→ **Do this**
All of the material should be reproduced exactly, with pictures left out.

═════ Source material ═════

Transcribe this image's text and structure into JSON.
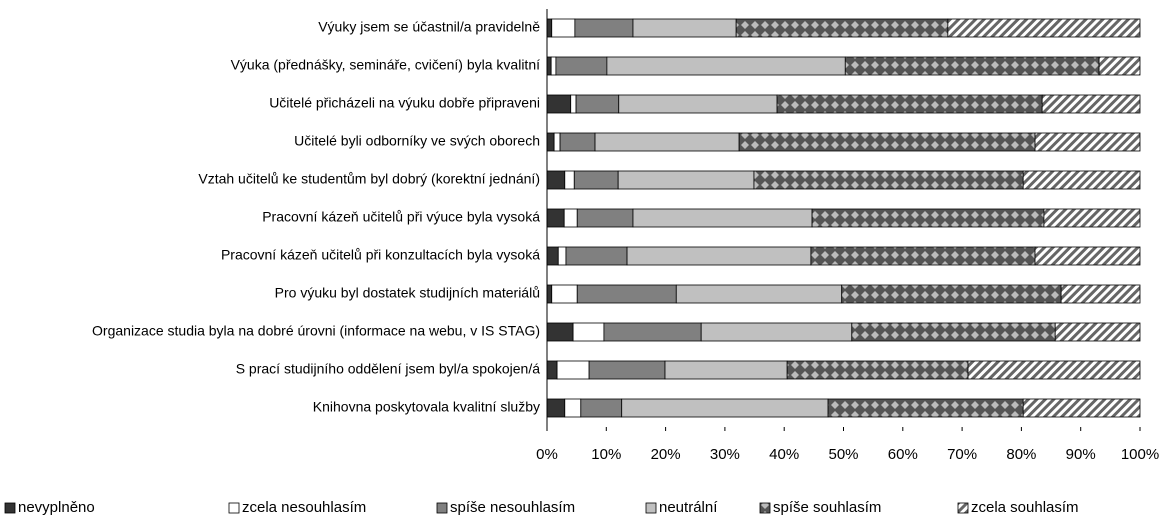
{
  "chart_data": {
    "type": "stacked_barh",
    "categories": [
      "Výuky jsem se účastnil/a pravidelně",
      "Výuka (přednášky, semináře, cvičení) byla kvalitní",
      "Učitelé přicházeli na výuku dobře připraveni",
      "Učitelé byli odborníky ve svých oborech",
      "Vztah učitelů ke studentům byl dobrý (korektní jednání)",
      "Pracovní kázeň učitelů při výuce byla vysoká",
      "Pracovní kázeň učitelů při konzultacích byla vysoká",
      "Pro výuku byl dostatek studijních materiálů",
      "Organizace studia byla na dobré úrovni (informace na webu, v IS STAG)",
      "S prací studijního oddělení jsem byl/a spokojen/á",
      "Knihovna poskytovala kvalitní služby"
    ],
    "series": [
      {
        "name": "nevyplněno",
        "color": "#333333",
        "pattern": "solid",
        "values": [
          0.8,
          0.7,
          4.0,
          1.2,
          3.0,
          2.9,
          1.9,
          0.8,
          4.4,
          1.7,
          3.0
        ]
      },
      {
        "name": "zcela nesouhlasím",
        "color": "#ffffff",
        "pattern": "solid",
        "values": [
          3.9,
          0.8,
          0.9,
          1.0,
          1.6,
          2.2,
          1.3,
          4.3,
          5.2,
          5.4,
          2.7
        ]
      },
      {
        "name": "spíše nesouhlasím",
        "color": "#808080",
        "pattern": "solid",
        "values": [
          9.8,
          8.6,
          7.2,
          5.9,
          7.4,
          9.4,
          10.3,
          16.7,
          16.4,
          12.8,
          6.9
        ]
      },
      {
        "name": "neutrální",
        "color": "#c0c0c0",
        "pattern": "solid",
        "values": [
          17.4,
          40.2,
          26.7,
          24.3,
          22.9,
          30.2,
          31.0,
          27.9,
          25.4,
          20.6,
          34.8
        ]
      },
      {
        "name": "spíše souhlasím",
        "color": "#555555",
        "pattern": "diamond",
        "values": [
          35.7,
          42.8,
          44.7,
          49.9,
          45.4,
          39.1,
          37.8,
          37.0,
          34.3,
          30.5,
          32.9
        ]
      },
      {
        "name": "zcela souhlasím",
        "color": "#666666",
        "pattern": "hatch",
        "values": [
          32.4,
          6.9,
          16.5,
          17.7,
          19.7,
          16.2,
          17.7,
          13.3,
          14.3,
          29.0,
          19.7
        ]
      }
    ],
    "xlim": [
      0,
      100
    ],
    "xticks": [
      {
        "value": 0,
        "label": "0%"
      },
      {
        "value": 10,
        "label": "10%"
      },
      {
        "value": 20,
        "label": "20%"
      },
      {
        "value": 30,
        "label": "30%"
      },
      {
        "value": 40,
        "label": "40%"
      },
      {
        "value": 50,
        "label": "50%"
      },
      {
        "value": 60,
        "label": "60%"
      },
      {
        "value": 70,
        "label": "70%"
      },
      {
        "value": 80,
        "label": "80%"
      },
      {
        "value": 90,
        "label": "90%"
      },
      {
        "value": 100,
        "label": "100%"
      }
    ],
    "legend": "bottom"
  }
}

═════

→ **Exercise answer**
Transcribe this image's text and structure into JSON.
{
  "chart_data": {
    "type": "stacked_barh",
    "categories": [
      "Výuky jsem se účastnil/a pravidelně",
      "Výuka (přednášky, semináře, cvičení) byla kvalitní",
      "Učitelé přicházeli na výuku dobře připraveni",
      "Učitelé byli odborníky ve svých oborech",
      "Vztah učitelů ke studentům byl dobrý (korektní jednání)",
      "Pracovní kázeň učitelů při výuce byla vysoká",
      "Pracovní kázeň učitelů při konzultacích byla vysoká",
      "Pro výuku byl dostatek studijních materiálů",
      "Organizace studia byla na dobré úrovni (informace na webu, v IS STAG)",
      "S prací studijního oddělení jsem byl/a spokojen/á",
      "Knihovna poskytovala kvalitní služby"
    ],
    "series": [
      {
        "name": "nevyplněno",
        "color": "#333333",
        "pattern": "solid",
        "values": [
          0.8,
          0.7,
          4.0,
          1.2,
          3.0,
          2.9,
          1.9,
          0.8,
          4.4,
          1.7,
          3.0
        ]
      },
      {
        "name": "zcela nesouhlasím",
        "color": "#ffffff",
        "pattern": "solid",
        "values": [
          3.9,
          0.8,
          0.9,
          1.0,
          1.6,
          2.2,
          1.3,
          4.3,
          5.2,
          5.4,
          2.7
        ]
      },
      {
        "name": "spíše nesouhlasím",
        "color": "#808080",
        "pattern": "solid",
        "values": [
          9.8,
          8.6,
          7.2,
          5.9,
          7.4,
          9.4,
          10.3,
          16.7,
          16.4,
          12.8,
          6.9
        ]
      },
      {
        "name": "neutrální",
        "color": "#c0c0c0",
        "pattern": "solid",
        "values": [
          17.4,
          40.2,
          26.7,
          24.3,
          22.9,
          30.2,
          31.0,
          27.9,
          25.4,
          20.6,
          34.8
        ]
      },
      {
        "name": "spíše souhlasím",
        "color": "#555555",
        "pattern": "diamond",
        "values": [
          35.7,
          42.8,
          44.7,
          49.9,
          45.4,
          39.1,
          37.8,
          37.0,
          34.3,
          30.5,
          32.9
        ]
      },
      {
        "name": "zcela souhlasím",
        "color": "#666666",
        "pattern": "hatch",
        "values": [
          32.4,
          6.9,
          16.5,
          17.7,
          19.7,
          16.2,
          17.7,
          13.3,
          14.3,
          29.0,
          19.7
        ]
      }
    ],
    "xlim": [
      0,
      100
    ],
    "xticks": [
      {
        "value": 0,
        "label": "0%"
      },
      {
        "value": 10,
        "label": "10%"
      },
      {
        "value": 20,
        "label": "20%"
      },
      {
        "value": 30,
        "label": "30%"
      },
      {
        "value": 40,
        "label": "40%"
      },
      {
        "value": 50,
        "label": "50%"
      },
      {
        "value": 60,
        "label": "60%"
      },
      {
        "value": 70,
        "label": "70%"
      },
      {
        "value": 80,
        "label": "80%"
      },
      {
        "value": 90,
        "label": "90%"
      },
      {
        "value": 100,
        "label": "100%"
      }
    ],
    "legend": "bottom"
  }
}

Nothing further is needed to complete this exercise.